EXERCISE INPUT:
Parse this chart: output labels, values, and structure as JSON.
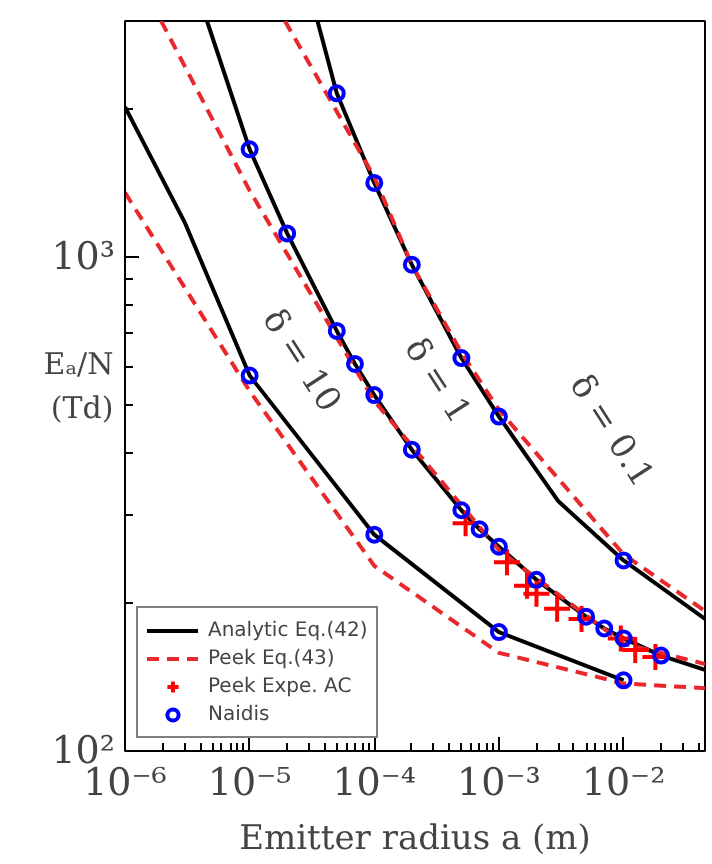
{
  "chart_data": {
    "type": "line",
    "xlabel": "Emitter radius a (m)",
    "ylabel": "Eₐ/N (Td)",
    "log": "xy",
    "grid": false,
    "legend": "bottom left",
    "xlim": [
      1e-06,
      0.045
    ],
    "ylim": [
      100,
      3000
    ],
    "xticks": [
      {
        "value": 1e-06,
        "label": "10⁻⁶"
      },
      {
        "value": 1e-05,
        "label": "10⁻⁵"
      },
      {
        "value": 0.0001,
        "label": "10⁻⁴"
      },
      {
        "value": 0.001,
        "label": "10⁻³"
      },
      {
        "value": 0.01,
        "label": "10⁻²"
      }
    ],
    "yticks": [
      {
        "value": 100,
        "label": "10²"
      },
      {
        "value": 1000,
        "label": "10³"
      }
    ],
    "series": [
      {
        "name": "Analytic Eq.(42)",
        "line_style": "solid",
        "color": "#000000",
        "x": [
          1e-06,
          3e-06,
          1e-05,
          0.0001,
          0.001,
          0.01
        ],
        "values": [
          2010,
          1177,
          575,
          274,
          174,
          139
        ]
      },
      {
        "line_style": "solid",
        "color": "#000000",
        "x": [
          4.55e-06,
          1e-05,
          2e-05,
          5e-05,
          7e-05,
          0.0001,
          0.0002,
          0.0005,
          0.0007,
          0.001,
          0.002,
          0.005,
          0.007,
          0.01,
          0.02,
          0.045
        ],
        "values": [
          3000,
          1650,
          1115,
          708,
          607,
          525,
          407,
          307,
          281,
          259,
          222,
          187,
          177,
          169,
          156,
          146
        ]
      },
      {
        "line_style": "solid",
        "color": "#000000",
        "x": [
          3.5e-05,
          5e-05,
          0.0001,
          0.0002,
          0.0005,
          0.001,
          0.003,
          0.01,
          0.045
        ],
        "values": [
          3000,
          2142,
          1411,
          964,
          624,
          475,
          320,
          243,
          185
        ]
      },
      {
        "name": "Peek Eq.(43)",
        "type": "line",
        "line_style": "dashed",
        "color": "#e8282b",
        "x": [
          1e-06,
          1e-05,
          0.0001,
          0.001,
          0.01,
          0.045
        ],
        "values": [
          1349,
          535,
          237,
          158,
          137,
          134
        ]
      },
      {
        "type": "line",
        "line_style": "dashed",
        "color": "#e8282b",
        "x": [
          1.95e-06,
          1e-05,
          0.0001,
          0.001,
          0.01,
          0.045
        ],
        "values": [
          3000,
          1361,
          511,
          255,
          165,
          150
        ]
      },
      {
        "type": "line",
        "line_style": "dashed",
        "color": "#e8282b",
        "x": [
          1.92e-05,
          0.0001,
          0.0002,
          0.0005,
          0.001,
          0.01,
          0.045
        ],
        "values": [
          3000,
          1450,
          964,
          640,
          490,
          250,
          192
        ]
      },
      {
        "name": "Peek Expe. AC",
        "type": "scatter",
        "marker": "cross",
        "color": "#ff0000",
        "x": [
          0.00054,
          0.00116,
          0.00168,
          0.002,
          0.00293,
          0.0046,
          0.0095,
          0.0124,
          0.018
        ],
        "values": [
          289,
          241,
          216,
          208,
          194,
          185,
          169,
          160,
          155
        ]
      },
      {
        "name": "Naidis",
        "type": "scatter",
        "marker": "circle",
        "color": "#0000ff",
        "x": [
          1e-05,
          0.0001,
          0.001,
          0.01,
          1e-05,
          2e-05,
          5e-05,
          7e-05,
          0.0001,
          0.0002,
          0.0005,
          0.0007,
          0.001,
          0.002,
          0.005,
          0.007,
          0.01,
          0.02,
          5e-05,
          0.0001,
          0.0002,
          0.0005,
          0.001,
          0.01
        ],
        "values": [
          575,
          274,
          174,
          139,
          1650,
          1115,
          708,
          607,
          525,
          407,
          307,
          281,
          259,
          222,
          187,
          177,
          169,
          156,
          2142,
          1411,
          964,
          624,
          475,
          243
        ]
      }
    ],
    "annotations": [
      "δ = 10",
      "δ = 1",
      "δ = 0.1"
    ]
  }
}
* * *
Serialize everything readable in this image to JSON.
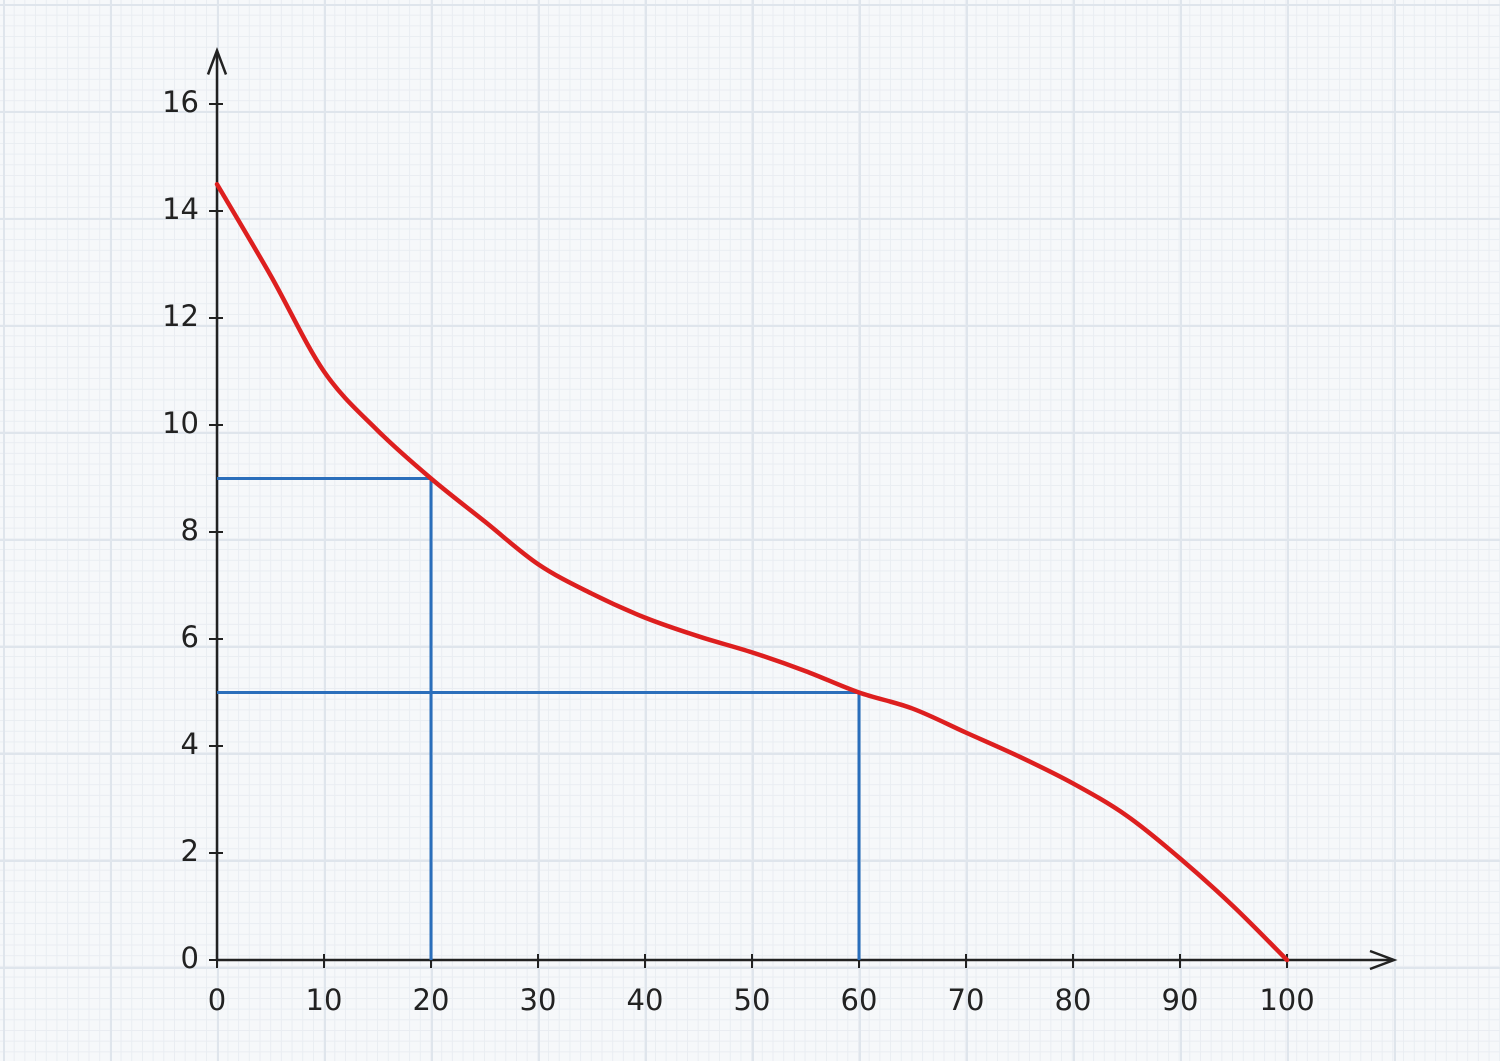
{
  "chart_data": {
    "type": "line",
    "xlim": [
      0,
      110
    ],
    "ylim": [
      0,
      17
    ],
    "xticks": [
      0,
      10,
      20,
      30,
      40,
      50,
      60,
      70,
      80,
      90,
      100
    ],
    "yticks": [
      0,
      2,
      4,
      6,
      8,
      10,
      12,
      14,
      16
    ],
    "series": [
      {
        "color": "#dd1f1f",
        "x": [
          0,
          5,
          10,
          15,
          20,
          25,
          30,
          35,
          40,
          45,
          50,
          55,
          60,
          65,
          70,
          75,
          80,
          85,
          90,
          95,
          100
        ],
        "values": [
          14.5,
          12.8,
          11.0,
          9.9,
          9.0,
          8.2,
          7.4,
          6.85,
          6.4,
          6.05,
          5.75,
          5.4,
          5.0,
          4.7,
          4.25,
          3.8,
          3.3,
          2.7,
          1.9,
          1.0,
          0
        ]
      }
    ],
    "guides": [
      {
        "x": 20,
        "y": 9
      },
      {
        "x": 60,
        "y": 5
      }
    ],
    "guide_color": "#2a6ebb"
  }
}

TASK DETAILS:
Review the preceding data and report every line that includes the string "name".

SOLUTION TO THE EXERCISE:
        "name": "Analytic Eq.(42)",
        "name": "Peek Eq.(43)",
        "name": "Peek Expe. AC",
        "name": "Naidis",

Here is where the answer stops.